Stored data entries
◇ ◇ ◇ ◇

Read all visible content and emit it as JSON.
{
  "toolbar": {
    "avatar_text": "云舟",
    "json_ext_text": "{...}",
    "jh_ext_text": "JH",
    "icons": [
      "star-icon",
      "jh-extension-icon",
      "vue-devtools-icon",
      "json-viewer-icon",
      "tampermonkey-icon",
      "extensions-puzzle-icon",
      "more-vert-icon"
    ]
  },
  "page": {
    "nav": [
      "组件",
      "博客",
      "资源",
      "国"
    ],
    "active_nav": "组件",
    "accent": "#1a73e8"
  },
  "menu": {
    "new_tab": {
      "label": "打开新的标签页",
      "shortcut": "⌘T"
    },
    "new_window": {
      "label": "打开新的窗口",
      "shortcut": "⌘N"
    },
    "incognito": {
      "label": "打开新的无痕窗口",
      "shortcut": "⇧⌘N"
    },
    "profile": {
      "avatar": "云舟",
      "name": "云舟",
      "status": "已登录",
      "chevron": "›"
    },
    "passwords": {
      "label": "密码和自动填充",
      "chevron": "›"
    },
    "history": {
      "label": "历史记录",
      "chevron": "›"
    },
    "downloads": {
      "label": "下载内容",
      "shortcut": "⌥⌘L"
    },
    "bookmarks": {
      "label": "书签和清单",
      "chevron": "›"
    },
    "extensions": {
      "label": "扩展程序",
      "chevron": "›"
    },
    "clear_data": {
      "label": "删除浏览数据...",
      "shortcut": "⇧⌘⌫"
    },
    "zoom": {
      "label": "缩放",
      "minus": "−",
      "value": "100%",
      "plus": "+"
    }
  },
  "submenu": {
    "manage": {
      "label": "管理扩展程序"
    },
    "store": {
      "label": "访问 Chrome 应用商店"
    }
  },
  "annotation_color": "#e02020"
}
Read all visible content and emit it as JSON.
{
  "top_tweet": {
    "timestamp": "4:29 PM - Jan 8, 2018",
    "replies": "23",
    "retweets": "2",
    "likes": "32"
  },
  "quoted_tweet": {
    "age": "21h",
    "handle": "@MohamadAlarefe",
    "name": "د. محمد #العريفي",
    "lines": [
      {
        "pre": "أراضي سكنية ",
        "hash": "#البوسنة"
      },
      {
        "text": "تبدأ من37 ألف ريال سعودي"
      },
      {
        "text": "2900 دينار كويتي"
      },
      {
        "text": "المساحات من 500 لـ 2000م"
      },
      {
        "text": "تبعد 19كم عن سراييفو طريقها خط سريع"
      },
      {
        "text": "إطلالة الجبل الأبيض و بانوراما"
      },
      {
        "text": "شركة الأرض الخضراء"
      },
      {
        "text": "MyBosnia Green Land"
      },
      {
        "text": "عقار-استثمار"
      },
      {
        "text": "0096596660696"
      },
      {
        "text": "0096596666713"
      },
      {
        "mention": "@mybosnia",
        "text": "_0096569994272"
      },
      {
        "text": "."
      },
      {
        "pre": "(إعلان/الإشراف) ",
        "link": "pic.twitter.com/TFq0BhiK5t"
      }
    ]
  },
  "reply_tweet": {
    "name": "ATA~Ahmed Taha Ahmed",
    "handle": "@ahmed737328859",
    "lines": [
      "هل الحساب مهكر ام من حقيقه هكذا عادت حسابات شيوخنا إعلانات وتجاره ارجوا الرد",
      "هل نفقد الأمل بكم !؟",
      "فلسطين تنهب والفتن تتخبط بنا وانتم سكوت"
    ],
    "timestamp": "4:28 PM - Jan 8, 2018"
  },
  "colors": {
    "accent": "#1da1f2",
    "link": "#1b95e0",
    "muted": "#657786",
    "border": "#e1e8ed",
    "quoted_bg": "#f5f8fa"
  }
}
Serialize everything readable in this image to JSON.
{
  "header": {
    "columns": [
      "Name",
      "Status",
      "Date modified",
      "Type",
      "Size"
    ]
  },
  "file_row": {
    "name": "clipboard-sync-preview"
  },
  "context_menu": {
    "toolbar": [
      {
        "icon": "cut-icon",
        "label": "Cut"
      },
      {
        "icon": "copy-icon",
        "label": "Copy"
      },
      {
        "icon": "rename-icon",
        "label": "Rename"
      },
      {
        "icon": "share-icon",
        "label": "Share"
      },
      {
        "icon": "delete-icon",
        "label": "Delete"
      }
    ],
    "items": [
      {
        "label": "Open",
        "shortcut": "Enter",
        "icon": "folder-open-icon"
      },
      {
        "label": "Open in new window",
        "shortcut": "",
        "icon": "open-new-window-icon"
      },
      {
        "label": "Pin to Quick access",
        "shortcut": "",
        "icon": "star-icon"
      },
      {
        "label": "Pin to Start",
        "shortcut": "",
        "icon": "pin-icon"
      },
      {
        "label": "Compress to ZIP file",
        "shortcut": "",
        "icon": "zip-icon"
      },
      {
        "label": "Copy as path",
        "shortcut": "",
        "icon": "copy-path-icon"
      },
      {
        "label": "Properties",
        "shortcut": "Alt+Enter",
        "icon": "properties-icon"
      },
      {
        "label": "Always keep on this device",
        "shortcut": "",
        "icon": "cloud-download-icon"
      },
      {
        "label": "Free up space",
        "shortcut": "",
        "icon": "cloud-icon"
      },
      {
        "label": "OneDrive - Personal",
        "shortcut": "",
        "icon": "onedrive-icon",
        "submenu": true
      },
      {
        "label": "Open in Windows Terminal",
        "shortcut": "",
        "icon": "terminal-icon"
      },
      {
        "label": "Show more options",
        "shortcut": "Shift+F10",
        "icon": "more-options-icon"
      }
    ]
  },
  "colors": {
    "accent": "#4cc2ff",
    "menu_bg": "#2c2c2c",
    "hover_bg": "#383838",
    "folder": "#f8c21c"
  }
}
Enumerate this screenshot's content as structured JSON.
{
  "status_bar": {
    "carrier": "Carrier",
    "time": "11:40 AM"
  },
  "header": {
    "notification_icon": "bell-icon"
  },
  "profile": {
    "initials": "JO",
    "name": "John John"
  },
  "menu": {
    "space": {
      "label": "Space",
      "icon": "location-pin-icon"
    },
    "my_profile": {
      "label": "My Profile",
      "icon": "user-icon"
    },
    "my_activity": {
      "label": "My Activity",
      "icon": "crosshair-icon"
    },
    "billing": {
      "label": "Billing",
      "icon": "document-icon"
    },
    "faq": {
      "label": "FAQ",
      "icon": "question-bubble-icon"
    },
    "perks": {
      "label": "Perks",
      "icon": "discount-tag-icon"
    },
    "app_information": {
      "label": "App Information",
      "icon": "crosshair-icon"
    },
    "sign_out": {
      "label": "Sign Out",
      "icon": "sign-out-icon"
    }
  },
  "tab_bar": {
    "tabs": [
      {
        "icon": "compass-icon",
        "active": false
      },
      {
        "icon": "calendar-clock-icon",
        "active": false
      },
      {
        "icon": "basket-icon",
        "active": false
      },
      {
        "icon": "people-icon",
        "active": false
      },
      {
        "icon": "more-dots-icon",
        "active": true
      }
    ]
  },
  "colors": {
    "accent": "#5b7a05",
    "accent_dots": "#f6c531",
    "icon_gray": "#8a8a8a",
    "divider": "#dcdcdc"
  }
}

◇ ◇ ◇ ◇

* [GIVEN TASK] Extract the full set of entries word for word.

* [REPLY TO THE EXERCISE]
Read all visible content and emit it as JSON.
{
  "toolbar": {
    "avatar_text": "云舟",
    "json_ext_text": "{...}",
    "jh_ext_text": "JH",
    "icons": [
      "star-icon",
      "jh-extension-icon",
      "vue-devtools-icon",
      "json-viewer-icon",
      "tampermonkey-icon",
      "extensions-puzzle-icon",
      "more-vert-icon"
    ]
  },
  "page": {
    "nav": [
      "组件",
      "博客",
      "资源",
      "国"
    ],
    "active_nav": "组件",
    "accent": "#1a73e8"
  },
  "menu": {
    "new_tab": {
      "label": "打开新的标签页",
      "shortcut": "⌘T"
    },
    "new_window": {
      "label": "打开新的窗口",
      "shortcut": "⌘N"
    },
    "incognito": {
      "label": "打开新的无痕窗口",
      "shortcut": "⇧⌘N"
    },
    "profile": {
      "avatar": "云舟",
      "name": "云舟",
      "status": "已登录",
      "chevron": "›"
    },
    "passwords": {
      "label": "密码和自动填充",
      "chevron": "›"
    },
    "history": {
      "label": "历史记录",
      "chevron": "›"
    },
    "downloads": {
      "label": "下载内容",
      "shortcut": "⌥⌘L"
    },
    "bookmarks": {
      "label": "书签和清单",
      "chevron": "›"
    },
    "extensions": {
      "label": "扩展程序",
      "chevron": "›"
    },
    "clear_data": {
      "label": "删除浏览数据...",
      "shortcut": "⇧⌘⌫"
    },
    "zoom": {
      "label": "缩放",
      "minus": "−",
      "value": "100%",
      "plus": "+"
    }
  },
  "submenu": {
    "manage": {
      "label": "管理扩展程序"
    },
    "store": {
      "label": "访问 Chrome 应用商店"
    }
  },
  "annotation_color": "#e02020"
}
Read all visible content and emit it as JSON.
{
  "top_tweet": {
    "timestamp": "4:29 PM - Jan 8, 2018",
    "replies": "23",
    "retweets": "2",
    "likes": "32"
  },
  "quoted_tweet": {
    "age": "21h",
    "handle": "@MohamadAlarefe",
    "name": "د. محمد #العريفي",
    "lines": [
      {
        "pre": "أراضي سكنية ",
        "hash": "#البوسنة"
      },
      {
        "text": "تبدأ من37 ألف ريال سعودي"
      },
      {
        "text": "2900 دينار كويتي"
      },
      {
        "text": "المساحات من 500 لـ 2000م"
      },
      {
        "text": "تبعد 19كم عن سراييفو طريقها خط سريع"
      },
      {
        "text": "إطلالة الجبل الأبيض و بانوراما"
      },
      {
        "text": "شركة الأرض الخضراء"
      },
      {
        "text": "MyBosnia Green Land"
      },
      {
        "text": "عقار-استثمار"
      },
      {
        "text": "0096596660696"
      },
      {
        "text": "0096596666713"
      },
      {
        "mention": "@mybosnia",
        "text": "_0096569994272"
      },
      {
        "text": "."
      },
      {
        "pre": "(إعلان/الإشراف) ",
        "link": "pic.twitter.com/TFq0BhiK5t"
      }
    ]
  },
  "reply_tweet": {
    "name": "ATA~Ahmed Taha Ahmed",
    "handle": "@ahmed737328859",
    "lines": [
      "هل الحساب مهكر ام من حقيقه هكذا عادت حسابات شيوخنا إعلانات وتجاره ارجوا الرد",
      "هل نفقد الأمل بكم !؟",
      "فلسطين تنهب والفتن تتخبط بنا وانتم سكوت"
    ],
    "timestamp": "4:28 PM - Jan 8, 2018"
  },
  "colors": {
    "accent": "#1da1f2",
    "link": "#1b95e0",
    "muted": "#657786",
    "border": "#e1e8ed",
    "quoted_bg": "#f5f8fa"
  }
}
Serialize everything readable in this image to JSON.
{
  "header": {
    "columns": [
      "Name",
      "Status",
      "Date modified",
      "Type",
      "Size"
    ]
  },
  "file_row": {
    "name": "clipboard-sync-preview"
  },
  "context_menu": {
    "toolbar": [
      {
        "icon": "cut-icon",
        "label": "Cut"
      },
      {
        "icon": "copy-icon",
        "label": "Copy"
      },
      {
        "icon": "rename-icon",
        "label": "Rename"
      },
      {
        "icon": "share-icon",
        "label": "Share"
      },
      {
        "icon": "delete-icon",
        "label": "Delete"
      }
    ],
    "items": [
      {
        "label": "Open",
        "shortcut": "Enter",
        "icon": "folder-open-icon"
      },
      {
        "label": "Open in new window",
        "shortcut": "",
        "icon": "open-new-window-icon"
      },
      {
        "label": "Pin to Quick access",
        "shortcut": "",
        "icon": "star-icon"
      },
      {
        "label": "Pin to Start",
        "shortcut": "",
        "icon": "pin-icon"
      },
      {
        "label": "Compress to ZIP file",
        "shortcut": "",
        "icon": "zip-icon"
      },
      {
        "label": "Copy as path",
        "shortcut": "",
        "icon": "copy-path-icon"
      },
      {
        "label": "Properties",
        "shortcut": "Alt+Enter",
        "icon": "properties-icon"
      },
      {
        "label": "Always keep on this device",
        "shortcut": "",
        "icon": "cloud-download-icon"
      },
      {
        "label": "Free up space",
        "shortcut": "",
        "icon": "cloud-icon"
      },
      {
        "label": "OneDrive - Personal",
        "shortcut": "",
        "icon": "onedrive-icon",
        "submenu": true
      },
      {
        "label": "Open in Windows Terminal",
        "shortcut": "",
        "icon": "terminal-icon"
      },
      {
        "label": "Show more options",
        "shortcut": "Shift+F10",
        "icon": "more-options-icon"
      }
    ]
  },
  "colors": {
    "accent": "#4cc2ff",
    "menu_bg": "#2c2c2c",
    "hover_bg": "#383838",
    "folder": "#f8c21c"
  }
}
Enumerate this screenshot's content as structured JSON.
{
  "status_bar": {
    "carrier": "Carrier",
    "time": "11:40 AM"
  },
  "header": {
    "notification_icon": "bell-icon"
  },
  "profile": {
    "initials": "JO",
    "name": "John John"
  },
  "menu": {
    "space": {
      "label": "Space",
      "icon": "location-pin-icon"
    },
    "my_profile": {
      "label": "My Profile",
      "icon": "user-icon"
    },
    "my_activity": {
      "label": "My Activity",
      "icon": "crosshair-icon"
    },
    "billing": {
      "label": "Billing",
      "icon": "document-icon"
    },
    "faq": {
      "label": "FAQ",
      "icon": "question-bubble-icon"
    },
    "perks": {
      "label": "Perks",
      "icon": "discount-tag-icon"
    },
    "app_information": {
      "label": "App Information",
      "icon": "crosshair-icon"
    },
    "sign_out": {
      "label": "Sign Out",
      "icon": "sign-out-icon"
    }
  },
  "tab_bar": {
    "tabs": [
      {
        "icon": "compass-icon",
        "active": false
      },
      {
        "icon": "calendar-clock-icon",
        "active": false
      },
      {
        "icon": "basket-icon",
        "active": false
      },
      {
        "icon": "people-icon",
        "active": false
      },
      {
        "icon": "more-dots-icon",
        "active": true
      }
    ]
  },
  "colors": {
    "accent": "#5b7a05",
    "accent_dots": "#f6c531",
    "icon_gray": "#8a8a8a",
    "divider": "#dcdcdc"
  }
}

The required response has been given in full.